:: Extracted information

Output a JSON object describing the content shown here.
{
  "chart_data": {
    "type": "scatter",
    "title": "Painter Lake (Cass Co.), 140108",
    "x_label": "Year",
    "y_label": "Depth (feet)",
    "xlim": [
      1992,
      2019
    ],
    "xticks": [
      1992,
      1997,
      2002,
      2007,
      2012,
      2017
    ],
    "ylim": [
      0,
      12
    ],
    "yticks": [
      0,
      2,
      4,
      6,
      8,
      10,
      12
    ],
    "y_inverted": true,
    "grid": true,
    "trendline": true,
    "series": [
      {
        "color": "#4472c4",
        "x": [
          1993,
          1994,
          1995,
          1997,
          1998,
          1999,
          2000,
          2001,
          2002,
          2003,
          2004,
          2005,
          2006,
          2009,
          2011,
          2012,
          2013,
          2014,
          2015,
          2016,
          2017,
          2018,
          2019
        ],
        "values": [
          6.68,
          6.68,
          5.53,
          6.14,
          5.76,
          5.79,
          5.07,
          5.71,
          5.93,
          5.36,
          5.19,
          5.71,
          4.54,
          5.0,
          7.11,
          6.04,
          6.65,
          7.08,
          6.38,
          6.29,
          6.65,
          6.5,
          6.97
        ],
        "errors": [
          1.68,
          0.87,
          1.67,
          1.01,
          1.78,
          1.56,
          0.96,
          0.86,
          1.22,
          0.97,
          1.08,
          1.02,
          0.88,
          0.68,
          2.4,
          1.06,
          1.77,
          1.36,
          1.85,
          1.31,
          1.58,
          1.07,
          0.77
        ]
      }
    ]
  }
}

::::

> _Stated task_: Every record shown above must be echoed exactly.

> _Output for this task_:
Output a JSON object describing the content shown here.
{
  "chart_data": {
    "type": "scatter",
    "title": "Painter Lake (Cass Co.), 140108",
    "x_label": "Year",
    "y_label": "Depth (feet)",
    "xlim": [
      1992,
      2019
    ],
    "xticks": [
      1992,
      1997,
      2002,
      2007,
      2012,
      2017
    ],
    "ylim": [
      0,
      12
    ],
    "yticks": [
      0,
      2,
      4,
      6,
      8,
      10,
      12
    ],
    "y_inverted": true,
    "grid": true,
    "trendline": true,
    "series": [
      {
        "color": "#4472c4",
        "x": [
          1993,
          1994,
          1995,
          1997,
          1998,
          1999,
          2000,
          2001,
          2002,
          2003,
          2004,
          2005,
          2006,
          2009,
          2011,
          2012,
          2013,
          2014,
          2015,
          2016,
          2017,
          2018,
          2019
        ],
        "values": [
          6.68,
          6.68,
          5.53,
          6.14,
          5.76,
          5.79,
          5.07,
          5.71,
          5.93,
          5.36,
          5.19,
          5.71,
          4.54,
          5.0,
          7.11,
          6.04,
          6.65,
          7.08,
          6.38,
          6.29,
          6.65,
          6.5,
          6.97
        ],
        "errors": [
          1.68,
          0.87,
          1.67,
          1.01,
          1.78,
          1.56,
          0.96,
          0.86,
          1.22,
          0.97,
          1.08,
          1.02,
          0.88,
          0.68,
          2.4,
          1.06,
          1.77,
          1.36,
          1.85,
          1.31,
          1.58,
          1.07,
          0.77
        ]
      }
    ]
  }
}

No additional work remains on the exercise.